• **ORDEM DE SERVIÇO**
Transcreva sem nenhuma alteração o trecho da reportagem sobre a perda de florestas em 2024, começando em "Com a proximidade" e seguindo até "futuro do planeta.".

━━━━━ TEXTO FORNECIDO ━━━━━

Brasil
Incêndios devastadores: Brasil lidera ranking de perda de florestas em relatório global de 2024
O ano de 2024 registrou a maior perda global de florestas já documentada, impulsionada por incêndios de grandes proporções que liberaram mais de quatro vezes as emissões de carbono geradas por todas as viagens aéreas em 2023, aponta relatório anual da Global Forest Watch.
Segundo a análise da plataforma on-line de monitoramento florestal Global Forest Watch, o ano de 2024 revelou um cenário alarmante para o meio ambiente e para as comunidades que dependem diretamente das florestas.
O Brasil, detentor da maior área de floresta tropical do planeta, foi responsável por 42% de toda a perda de floresta primária tropical no ano. A pior seca já registrada no país alimentou incêndios que causaram 66% dessa destruição — um aumento de mais de seis vezes em relação a 2023.
De acordo com dados do relatório, a Amazônia teve sua maior perda de cobertura florestal desde 2016, enquanto o Pantanal sofreu a maior perda proporcional do país, muito em função das secas históricas e da expansão agropecuária, com aumento de 13% na perda por desmatamento para soja e gado.
A diretora do Programa de Florestas e Uso da Terra do World Resources Institute (WRI) Brasil, Mariana Oliveira, destacou que, apesar dos avanços sob o governo Lula, os riscos permanecem altos.
"Sem investimento sustentado na prevenção de incêndios comunitários, fiscalização mais rigorosa e foco no uso sustentável da terra, as conquistas podem ser revertidas", alertou ela, ressaltando a importância de o Brasil aproveitar a COP30 para liderar a agenda global de proteção florestal.
Na América Latina, a Bolívia também enfrentou um cenário catastrófico, com um aumento de 200% na perda de florestas primárias, totalizando 1,5 milhão de hectares. Pela primeira vez, o país ficou em segundo lugar no ranking global de perda de florestas tropicais, superando a República Democrática do Congo. Segundo o relatório, a maior parte da destruição foi causada por incêndios ligados à expansão agrícola, agravados por políticas públicas que incentivam o desmatamento.
Os dados reforçam a urgência de ações coordenadas para conter o avanço do desmatamento e mitigar os efeitos das mudanças climáticas. A combinação de secas extremas, políticas permissivas e falta de infraestrutura de combate a incêndios está criando um ciclo de destruição difícil de se reverter.
Com a proximidade da COP30, o Brasil e outros países tropicais têm a oportunidade de transformar a crise em uma oportunidade para assumir uma tendência de reversão deste quadro uma vez que a proteção das florestas não é apenas uma questão ambiental, mas também humanitária e estratégica para o futuro do planeta.

━━━━━ INFORMAÇÕES ━━━━━

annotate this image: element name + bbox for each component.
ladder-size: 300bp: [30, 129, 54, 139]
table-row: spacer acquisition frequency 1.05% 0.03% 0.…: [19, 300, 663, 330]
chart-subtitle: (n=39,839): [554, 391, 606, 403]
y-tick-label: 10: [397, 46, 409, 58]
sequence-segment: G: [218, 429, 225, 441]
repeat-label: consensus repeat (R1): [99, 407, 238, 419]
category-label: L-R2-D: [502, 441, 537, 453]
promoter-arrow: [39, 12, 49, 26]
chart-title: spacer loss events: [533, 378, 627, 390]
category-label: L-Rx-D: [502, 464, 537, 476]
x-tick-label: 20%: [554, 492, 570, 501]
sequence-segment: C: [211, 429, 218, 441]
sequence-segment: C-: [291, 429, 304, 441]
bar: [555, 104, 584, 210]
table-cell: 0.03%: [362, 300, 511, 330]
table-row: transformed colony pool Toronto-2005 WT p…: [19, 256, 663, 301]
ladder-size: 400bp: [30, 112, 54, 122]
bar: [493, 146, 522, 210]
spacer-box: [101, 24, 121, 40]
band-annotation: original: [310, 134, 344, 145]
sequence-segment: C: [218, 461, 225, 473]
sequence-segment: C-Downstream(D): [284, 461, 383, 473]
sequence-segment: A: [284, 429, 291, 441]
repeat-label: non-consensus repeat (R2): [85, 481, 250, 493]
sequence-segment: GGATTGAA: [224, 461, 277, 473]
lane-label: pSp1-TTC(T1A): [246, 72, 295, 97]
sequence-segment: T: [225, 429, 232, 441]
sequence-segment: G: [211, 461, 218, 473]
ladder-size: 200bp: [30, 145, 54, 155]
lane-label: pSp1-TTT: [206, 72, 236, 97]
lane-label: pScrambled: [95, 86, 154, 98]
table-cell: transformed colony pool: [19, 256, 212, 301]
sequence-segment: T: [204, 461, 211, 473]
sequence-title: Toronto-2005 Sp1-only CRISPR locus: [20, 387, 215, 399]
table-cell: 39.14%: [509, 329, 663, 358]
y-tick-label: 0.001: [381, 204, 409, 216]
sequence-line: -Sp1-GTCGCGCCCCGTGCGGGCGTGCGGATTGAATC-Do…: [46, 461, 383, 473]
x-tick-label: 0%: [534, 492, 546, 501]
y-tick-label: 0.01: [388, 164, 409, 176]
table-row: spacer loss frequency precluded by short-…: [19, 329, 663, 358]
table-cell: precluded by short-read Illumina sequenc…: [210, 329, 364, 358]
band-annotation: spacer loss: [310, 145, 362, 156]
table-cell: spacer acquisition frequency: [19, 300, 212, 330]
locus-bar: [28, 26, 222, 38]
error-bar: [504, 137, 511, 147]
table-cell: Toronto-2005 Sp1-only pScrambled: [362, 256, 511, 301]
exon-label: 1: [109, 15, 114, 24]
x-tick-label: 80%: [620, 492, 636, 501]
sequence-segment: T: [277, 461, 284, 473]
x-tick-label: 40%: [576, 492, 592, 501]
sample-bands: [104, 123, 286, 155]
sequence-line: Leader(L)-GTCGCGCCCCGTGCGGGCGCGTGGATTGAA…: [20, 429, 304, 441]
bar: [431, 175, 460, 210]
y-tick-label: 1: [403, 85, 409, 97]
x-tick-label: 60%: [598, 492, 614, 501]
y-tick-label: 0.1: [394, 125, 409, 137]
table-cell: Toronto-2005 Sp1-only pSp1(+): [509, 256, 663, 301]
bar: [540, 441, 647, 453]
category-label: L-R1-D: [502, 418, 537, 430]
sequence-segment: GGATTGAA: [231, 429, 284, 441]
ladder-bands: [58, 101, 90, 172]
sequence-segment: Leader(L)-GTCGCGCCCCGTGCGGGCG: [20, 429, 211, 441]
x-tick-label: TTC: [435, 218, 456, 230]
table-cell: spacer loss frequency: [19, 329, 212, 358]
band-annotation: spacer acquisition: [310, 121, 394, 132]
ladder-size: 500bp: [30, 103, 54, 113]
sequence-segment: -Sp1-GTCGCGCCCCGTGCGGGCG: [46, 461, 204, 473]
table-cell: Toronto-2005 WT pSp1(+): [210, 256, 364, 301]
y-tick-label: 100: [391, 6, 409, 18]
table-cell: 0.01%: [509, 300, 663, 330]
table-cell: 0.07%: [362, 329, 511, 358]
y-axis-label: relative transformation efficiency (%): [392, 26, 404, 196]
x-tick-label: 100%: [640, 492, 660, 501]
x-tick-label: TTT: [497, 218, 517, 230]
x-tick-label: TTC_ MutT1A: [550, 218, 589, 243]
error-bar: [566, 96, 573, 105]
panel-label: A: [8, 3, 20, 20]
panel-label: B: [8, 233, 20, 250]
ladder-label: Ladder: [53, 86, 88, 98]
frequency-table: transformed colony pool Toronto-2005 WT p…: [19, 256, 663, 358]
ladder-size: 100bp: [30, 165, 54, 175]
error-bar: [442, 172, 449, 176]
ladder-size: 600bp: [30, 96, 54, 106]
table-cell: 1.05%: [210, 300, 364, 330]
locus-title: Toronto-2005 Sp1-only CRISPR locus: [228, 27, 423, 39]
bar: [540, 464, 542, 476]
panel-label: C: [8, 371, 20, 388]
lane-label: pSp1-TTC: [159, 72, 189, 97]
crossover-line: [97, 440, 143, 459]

━━━━━

• **RESPOSTA ESPERADA**
Com a proximidade da COP30, o Brasil e outros países tropicais têm a oportunidade de transformar a crise em uma oportunidade para assumir uma tendência de reversão deste quadro uma vez que a proteção das florestas não é apenas uma questão ambiental, mas também humanitária e estratégica para o futuro do planeta.